Description of the task: Retype all of the data. Every line must match exactly.

┌──

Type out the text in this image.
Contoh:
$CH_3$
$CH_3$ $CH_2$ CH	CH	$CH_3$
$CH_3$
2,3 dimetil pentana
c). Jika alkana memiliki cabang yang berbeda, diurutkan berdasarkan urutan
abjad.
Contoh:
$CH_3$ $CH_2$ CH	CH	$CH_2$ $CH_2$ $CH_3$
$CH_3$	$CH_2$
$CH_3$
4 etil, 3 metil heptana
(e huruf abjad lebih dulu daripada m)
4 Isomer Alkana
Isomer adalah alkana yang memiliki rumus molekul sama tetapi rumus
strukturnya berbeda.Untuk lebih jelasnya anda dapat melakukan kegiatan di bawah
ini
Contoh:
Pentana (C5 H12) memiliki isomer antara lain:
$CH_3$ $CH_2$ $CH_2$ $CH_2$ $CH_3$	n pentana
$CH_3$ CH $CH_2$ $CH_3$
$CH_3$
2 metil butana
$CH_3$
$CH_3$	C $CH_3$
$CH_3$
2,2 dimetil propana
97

└──

Complete output:
Type out the text in this image.
Contoh:
$CH_3$
$CH_3$ $CH_2$ CH	CH	$CH_3$
$CH_3$
2,3 dimetil pentana
c). Jika alkana memiliki cabang yang berbeda, diurutkan berdasarkan urutan
abjad.
Contoh:
$CH_3$ $CH_2$ CH	CH	$CH_2$ $CH_2$ $CH_3$
$CH_3$	$CH_2$
$CH_3$
4 etil, 3 metil heptana
(e huruf abjad lebih dulu daripada m)
4 Isomer Alkana
Isomer adalah alkana yang memiliki rumus molekul sama tetapi rumus
strukturnya berbeda.Untuk lebih jelasnya anda dapat melakukan kegiatan di bawah
ini
Contoh:
Pentana (C5 H12) memiliki isomer antara lain:
$CH_3$ $CH_2$ $CH_2$ $CH_2$ $CH_3$	n pentana
$CH_3$ CH $CH_2$ $CH_3$
$CH_3$
2 metil butana
$CH_3$
$CH_3$	C $CH_3$
$CH_3$
2,2 dimetil propana
97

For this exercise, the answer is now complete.